What you will do
For the listing below, give the number of lines in which "không" occurs. Add nothing.

Extracted information
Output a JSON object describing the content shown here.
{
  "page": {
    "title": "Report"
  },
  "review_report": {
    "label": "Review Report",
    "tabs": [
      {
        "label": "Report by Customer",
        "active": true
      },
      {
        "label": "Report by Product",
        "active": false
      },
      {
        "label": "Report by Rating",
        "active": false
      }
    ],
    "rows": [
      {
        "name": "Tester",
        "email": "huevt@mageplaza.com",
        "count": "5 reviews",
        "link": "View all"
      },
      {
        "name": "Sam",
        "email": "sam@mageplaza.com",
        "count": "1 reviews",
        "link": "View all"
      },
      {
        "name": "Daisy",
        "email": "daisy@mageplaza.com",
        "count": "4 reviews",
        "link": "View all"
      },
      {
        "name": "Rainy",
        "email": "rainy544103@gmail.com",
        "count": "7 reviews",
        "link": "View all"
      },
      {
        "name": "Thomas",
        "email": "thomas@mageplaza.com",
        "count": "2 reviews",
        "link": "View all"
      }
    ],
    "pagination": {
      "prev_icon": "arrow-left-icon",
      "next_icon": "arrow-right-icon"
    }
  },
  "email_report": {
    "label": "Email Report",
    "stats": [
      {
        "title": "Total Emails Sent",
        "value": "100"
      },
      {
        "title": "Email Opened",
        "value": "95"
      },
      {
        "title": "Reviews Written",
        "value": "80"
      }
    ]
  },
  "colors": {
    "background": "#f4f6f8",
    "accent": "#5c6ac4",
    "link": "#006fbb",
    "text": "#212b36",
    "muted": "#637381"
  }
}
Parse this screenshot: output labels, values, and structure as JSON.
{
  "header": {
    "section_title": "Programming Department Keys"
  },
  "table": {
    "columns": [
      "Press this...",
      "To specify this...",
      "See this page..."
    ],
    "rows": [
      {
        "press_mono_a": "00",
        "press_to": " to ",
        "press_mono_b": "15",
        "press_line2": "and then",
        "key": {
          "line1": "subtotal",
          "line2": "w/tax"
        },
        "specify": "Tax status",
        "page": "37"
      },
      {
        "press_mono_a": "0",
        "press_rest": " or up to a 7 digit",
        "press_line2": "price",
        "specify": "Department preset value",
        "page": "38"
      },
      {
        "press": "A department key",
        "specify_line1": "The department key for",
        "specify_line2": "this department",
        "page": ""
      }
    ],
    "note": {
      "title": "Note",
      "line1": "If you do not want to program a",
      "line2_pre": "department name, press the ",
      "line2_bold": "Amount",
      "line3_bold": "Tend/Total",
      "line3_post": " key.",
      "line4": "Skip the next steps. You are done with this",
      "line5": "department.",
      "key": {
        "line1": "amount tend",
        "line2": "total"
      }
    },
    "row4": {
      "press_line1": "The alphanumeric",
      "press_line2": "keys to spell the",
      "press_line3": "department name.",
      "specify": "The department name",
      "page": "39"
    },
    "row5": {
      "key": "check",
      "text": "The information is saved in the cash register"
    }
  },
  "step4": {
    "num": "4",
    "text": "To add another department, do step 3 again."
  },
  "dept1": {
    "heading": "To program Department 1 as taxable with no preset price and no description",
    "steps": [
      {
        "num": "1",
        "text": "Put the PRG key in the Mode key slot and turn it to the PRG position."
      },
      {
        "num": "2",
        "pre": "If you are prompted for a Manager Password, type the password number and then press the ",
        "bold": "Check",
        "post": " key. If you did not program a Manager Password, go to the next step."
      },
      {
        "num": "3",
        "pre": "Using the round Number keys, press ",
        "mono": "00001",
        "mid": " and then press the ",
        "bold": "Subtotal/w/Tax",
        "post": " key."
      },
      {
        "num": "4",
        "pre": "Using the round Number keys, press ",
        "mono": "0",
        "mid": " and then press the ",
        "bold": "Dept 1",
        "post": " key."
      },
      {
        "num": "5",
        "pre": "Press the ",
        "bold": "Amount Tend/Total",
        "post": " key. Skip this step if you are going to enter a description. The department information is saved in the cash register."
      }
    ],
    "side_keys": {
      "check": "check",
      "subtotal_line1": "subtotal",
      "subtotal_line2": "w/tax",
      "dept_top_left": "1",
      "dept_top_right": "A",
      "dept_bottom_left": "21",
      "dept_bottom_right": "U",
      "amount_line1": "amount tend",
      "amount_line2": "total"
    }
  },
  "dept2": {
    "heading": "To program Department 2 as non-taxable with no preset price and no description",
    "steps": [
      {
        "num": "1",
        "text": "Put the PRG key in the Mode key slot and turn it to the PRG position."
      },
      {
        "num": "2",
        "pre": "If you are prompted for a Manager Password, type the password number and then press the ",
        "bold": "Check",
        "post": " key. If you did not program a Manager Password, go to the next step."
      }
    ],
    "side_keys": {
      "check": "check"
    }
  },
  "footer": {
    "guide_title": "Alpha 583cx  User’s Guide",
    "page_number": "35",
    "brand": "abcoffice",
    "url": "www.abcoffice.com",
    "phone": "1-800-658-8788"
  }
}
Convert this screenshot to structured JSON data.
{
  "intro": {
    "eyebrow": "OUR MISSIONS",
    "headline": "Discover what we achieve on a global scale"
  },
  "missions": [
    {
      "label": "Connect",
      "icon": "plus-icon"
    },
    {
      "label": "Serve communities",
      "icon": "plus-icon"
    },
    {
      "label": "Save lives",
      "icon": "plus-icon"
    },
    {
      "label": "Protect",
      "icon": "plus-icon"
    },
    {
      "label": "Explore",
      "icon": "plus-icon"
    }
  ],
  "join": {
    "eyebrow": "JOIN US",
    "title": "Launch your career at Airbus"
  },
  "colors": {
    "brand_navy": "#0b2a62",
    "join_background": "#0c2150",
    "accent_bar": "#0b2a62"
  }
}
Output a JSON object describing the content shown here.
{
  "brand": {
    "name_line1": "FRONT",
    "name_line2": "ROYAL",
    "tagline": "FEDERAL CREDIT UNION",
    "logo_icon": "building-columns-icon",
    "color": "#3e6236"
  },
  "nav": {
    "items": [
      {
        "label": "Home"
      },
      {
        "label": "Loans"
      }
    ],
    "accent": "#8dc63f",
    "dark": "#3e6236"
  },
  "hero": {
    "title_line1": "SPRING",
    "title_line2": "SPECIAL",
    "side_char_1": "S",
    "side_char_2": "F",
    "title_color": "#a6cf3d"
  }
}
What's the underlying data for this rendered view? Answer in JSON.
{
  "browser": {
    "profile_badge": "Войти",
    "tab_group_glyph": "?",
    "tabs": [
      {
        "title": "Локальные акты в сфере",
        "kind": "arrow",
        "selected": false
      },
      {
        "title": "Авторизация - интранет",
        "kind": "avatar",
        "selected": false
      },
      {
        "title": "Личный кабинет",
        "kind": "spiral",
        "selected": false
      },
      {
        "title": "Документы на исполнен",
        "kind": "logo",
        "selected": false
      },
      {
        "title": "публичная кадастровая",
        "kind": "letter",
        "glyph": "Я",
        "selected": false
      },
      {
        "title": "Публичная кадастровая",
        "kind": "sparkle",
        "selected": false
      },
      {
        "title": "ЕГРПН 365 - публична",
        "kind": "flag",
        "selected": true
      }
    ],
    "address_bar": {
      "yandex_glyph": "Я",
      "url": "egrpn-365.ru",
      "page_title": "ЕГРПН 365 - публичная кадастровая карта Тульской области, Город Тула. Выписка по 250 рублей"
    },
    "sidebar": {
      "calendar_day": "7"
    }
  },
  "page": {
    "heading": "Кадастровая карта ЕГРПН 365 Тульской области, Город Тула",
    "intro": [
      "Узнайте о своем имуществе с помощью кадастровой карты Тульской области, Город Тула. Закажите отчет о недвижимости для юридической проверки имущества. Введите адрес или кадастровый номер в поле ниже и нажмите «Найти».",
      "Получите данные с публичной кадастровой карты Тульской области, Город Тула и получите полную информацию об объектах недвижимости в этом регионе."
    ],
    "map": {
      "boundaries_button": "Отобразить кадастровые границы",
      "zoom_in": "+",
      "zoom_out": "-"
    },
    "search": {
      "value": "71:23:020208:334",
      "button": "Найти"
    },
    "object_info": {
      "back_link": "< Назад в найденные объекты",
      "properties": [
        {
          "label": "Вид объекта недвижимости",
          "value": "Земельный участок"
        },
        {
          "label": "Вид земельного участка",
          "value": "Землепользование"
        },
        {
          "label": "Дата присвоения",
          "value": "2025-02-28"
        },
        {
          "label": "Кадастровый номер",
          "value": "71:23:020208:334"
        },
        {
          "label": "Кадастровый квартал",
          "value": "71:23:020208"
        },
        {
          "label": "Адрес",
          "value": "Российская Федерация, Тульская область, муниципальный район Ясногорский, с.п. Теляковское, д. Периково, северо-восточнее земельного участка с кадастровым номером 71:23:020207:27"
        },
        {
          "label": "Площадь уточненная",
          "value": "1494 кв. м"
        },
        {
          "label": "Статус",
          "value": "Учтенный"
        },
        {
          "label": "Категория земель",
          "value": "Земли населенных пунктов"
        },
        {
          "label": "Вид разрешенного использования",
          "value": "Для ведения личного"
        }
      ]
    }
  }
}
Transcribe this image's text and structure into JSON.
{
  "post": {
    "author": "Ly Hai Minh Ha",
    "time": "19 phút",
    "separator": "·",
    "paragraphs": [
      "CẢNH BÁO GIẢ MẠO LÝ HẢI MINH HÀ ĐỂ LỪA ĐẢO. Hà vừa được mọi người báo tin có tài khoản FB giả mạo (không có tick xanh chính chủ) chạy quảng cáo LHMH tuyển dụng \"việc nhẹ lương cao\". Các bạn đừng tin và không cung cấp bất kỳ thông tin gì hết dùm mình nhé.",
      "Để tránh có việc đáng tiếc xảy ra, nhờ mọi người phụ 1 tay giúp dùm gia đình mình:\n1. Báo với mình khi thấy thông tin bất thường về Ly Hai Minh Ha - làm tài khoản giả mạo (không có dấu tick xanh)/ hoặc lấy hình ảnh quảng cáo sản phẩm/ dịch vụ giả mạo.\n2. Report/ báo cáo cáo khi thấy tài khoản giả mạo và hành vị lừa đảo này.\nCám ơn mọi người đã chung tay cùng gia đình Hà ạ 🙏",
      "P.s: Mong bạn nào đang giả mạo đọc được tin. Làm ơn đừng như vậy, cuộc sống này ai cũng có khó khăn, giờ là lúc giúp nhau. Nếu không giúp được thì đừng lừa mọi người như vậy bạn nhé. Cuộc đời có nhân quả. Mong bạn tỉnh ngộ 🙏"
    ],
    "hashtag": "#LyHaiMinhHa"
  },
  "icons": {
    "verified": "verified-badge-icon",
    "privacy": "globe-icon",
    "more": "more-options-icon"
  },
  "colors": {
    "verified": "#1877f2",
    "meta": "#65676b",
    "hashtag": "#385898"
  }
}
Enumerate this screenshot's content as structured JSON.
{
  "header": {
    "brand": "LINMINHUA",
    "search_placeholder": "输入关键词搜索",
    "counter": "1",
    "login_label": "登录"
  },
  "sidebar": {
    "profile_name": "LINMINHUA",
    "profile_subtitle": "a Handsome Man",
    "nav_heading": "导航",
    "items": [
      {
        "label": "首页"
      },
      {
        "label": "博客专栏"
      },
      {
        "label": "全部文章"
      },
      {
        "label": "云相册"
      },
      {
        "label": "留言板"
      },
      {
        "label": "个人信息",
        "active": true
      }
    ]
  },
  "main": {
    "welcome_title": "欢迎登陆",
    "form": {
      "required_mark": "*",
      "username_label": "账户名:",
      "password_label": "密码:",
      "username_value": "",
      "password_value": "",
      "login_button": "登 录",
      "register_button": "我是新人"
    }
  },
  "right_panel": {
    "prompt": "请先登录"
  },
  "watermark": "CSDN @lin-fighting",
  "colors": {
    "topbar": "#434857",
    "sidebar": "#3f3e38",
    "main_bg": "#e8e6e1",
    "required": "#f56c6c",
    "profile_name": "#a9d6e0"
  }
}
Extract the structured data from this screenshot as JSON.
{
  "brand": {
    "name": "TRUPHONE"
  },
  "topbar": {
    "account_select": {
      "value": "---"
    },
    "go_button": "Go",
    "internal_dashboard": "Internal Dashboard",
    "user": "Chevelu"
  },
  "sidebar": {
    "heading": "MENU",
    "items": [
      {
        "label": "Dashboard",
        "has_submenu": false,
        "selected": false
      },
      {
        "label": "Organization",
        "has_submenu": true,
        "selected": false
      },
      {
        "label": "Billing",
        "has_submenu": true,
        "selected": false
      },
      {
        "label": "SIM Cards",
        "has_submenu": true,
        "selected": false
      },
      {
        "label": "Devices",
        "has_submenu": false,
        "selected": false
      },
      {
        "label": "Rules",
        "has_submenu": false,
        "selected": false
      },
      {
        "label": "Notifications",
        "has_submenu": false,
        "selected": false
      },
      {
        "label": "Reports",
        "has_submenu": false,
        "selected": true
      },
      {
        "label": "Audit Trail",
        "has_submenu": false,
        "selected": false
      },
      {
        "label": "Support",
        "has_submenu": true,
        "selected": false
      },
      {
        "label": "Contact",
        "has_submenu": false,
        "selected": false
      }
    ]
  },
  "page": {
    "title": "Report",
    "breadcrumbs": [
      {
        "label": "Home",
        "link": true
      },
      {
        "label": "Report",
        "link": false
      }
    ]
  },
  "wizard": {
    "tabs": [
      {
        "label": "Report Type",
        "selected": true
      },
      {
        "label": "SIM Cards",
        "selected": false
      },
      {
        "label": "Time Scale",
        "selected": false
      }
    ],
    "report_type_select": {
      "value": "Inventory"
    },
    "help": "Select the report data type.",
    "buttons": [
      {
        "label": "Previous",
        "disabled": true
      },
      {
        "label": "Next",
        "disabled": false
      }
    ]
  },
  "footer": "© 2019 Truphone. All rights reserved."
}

Task output
3